COMPLETE THE FOLLOWING
[a] In the passage on prostate cancer treatment trials, what is the androgen receptor inhibitor used in the ARASENS trial?
[b] List the three components of the triple therapy studied in the PEACE-1 trial, as described in the passage on prostate cancer treatment trials.
[c] Carry on the passage on prostate cancer treatment trials, picking up after its final sentence.

SELECTED PASSAGE
Lastly, one of the biggest concerns or controversies right now in the field relates to how we pick treatments. Two important trials were discussed – one called PEACE-1 that looks at triple therapy, and by that I mean suppression of testosterone, six cycles of docetaxel followed by an adrenal biosynthesis inhibitor, or the ARASENS data that talks about triple therapy but instead of doing it in a sequential manner we do suppression of testosterone with ADT, six cycles of docetaxel while you have the patient on an androgen receptor inhibitor known as darolutamide. Those two trials, certainly ARASENS demonstrated a survival benefit for patients getting ADT, chemo and the androgen receptor inhibitor compared to ADT and chemotherapy. That raises the question of whether or not that triple approach for high volume patients is better than ADT plus one of the novel hormonal agents and that data we don’t have. So right now the complexity in the field is that for us, when we see high volume patients, now we’re debating the merits of doing triple therapy. If you do so, the question is triple up front or triple in a sequence, meaning ADT chemo followed by. Those are areas where we actually still need to understand maybe a bit more biomarker-driven data, perhaps more molecular driven ways to define our patient population rather than just by simple volume. So those are some of the aspects that we review in our presentation.

DATA FOR REVIEW
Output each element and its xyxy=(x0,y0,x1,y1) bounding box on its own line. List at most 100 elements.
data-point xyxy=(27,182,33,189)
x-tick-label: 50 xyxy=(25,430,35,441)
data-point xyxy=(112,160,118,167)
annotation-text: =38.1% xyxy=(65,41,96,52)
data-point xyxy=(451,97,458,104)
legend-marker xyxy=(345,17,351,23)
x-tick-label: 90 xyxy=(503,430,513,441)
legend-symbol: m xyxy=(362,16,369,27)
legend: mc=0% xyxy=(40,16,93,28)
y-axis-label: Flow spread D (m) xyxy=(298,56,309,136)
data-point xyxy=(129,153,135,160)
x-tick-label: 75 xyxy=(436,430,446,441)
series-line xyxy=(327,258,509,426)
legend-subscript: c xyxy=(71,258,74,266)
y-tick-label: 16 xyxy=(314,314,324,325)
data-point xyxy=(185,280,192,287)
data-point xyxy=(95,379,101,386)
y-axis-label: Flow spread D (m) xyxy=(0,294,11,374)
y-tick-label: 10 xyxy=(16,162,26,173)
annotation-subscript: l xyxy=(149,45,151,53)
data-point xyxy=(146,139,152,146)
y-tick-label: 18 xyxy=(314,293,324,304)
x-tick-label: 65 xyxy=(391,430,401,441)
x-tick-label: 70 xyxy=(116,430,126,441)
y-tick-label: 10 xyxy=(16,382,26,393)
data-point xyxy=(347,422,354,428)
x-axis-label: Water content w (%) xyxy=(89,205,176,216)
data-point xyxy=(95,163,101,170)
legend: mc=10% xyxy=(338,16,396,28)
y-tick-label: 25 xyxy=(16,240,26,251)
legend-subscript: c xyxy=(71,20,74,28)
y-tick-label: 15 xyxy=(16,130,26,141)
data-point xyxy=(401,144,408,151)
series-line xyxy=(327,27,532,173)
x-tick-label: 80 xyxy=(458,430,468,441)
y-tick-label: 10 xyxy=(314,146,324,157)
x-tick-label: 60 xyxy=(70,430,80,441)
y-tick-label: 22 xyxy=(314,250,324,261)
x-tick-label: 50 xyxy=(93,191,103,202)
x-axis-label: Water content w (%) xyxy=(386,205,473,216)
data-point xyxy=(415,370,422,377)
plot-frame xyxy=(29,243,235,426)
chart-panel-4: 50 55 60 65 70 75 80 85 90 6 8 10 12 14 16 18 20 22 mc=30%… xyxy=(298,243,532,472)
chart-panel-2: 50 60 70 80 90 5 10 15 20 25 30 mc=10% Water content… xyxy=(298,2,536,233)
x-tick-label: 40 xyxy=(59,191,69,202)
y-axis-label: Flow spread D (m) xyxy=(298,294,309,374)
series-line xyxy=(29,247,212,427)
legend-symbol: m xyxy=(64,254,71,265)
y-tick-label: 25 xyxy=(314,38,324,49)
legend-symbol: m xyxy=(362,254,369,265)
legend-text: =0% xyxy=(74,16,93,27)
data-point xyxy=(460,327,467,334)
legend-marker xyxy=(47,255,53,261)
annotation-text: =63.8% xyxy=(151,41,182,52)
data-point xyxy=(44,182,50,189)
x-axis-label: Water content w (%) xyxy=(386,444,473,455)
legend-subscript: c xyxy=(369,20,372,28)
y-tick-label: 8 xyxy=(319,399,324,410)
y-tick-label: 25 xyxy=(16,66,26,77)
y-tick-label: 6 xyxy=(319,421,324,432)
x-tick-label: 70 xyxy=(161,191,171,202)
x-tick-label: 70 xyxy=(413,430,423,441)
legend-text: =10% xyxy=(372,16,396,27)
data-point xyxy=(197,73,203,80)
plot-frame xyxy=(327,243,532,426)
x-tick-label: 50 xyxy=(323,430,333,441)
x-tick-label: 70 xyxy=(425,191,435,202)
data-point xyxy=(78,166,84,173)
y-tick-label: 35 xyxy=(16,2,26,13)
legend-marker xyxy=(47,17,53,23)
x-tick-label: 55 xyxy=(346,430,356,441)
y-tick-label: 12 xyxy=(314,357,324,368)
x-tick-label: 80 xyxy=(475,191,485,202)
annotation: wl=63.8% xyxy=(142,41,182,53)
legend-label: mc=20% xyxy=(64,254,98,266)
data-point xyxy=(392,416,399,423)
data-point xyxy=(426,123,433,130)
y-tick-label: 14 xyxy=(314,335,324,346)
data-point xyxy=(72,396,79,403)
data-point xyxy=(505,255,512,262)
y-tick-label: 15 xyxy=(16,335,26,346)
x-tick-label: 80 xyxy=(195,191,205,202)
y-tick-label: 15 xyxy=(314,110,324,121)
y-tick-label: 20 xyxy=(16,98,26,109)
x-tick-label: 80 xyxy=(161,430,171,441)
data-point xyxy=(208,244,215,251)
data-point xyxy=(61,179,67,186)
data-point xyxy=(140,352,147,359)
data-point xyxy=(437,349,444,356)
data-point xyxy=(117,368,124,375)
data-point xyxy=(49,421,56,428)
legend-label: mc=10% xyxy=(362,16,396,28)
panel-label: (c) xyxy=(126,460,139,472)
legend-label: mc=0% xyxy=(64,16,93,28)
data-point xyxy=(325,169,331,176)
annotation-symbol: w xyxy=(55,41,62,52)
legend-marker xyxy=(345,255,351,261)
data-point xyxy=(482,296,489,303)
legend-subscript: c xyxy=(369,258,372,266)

ANSWERS BELOW
[a] Darolutamide.

[b]
- Suppression of testosterone
- Six cycles of docetaxel
- An adrenal biosynthesis inhibitor

[c]
How can a treatment algorithm help in the systemic management of advanced prostate cancer?

Unequivocally one of the concerns that we have is if we look at actually [inaudible] analysis in the United States at the very least a significant portion of our patients with metastatic disease are not receiving treatment intensification which, to me, is hard to understand why not since we’ve been talking about these agents for the last 5-7 years or so with very compelling data.

So what has changed is that now we can talk to patients and actually illustrate to them the importance of intensification. There’s a drastic improvement in survival, there is a significant delay in time to progression, specifically defined by radiographic findings or symptomatic disease or from death from any cause. Certainly we have the ability to control active disease with controlling symptoms and by default making scans, at least for those patients with measurable disease you can actually do some solid responses, not only serologically but radiographically as well.

So if you start with the best approach up front what that creates, to some extent, is the limits and/or challenges the sequence of events when people become castration resistant. I can tell you right now that if you do ADT chemo plus an oral novel hormonal agent, as you move into the castration resistant space, probably most people will actually put a patient on a Lutetium PSMA approach now that it’s approved. On the contrary, if you initiate therapy with ADT and an oral agent then certainly chemotherapy in the sequential setting becomes important, Lutetium may be also relevant, at least for those who have seen chemotherapy, but it challenges the sequence of management when you become castration resistant.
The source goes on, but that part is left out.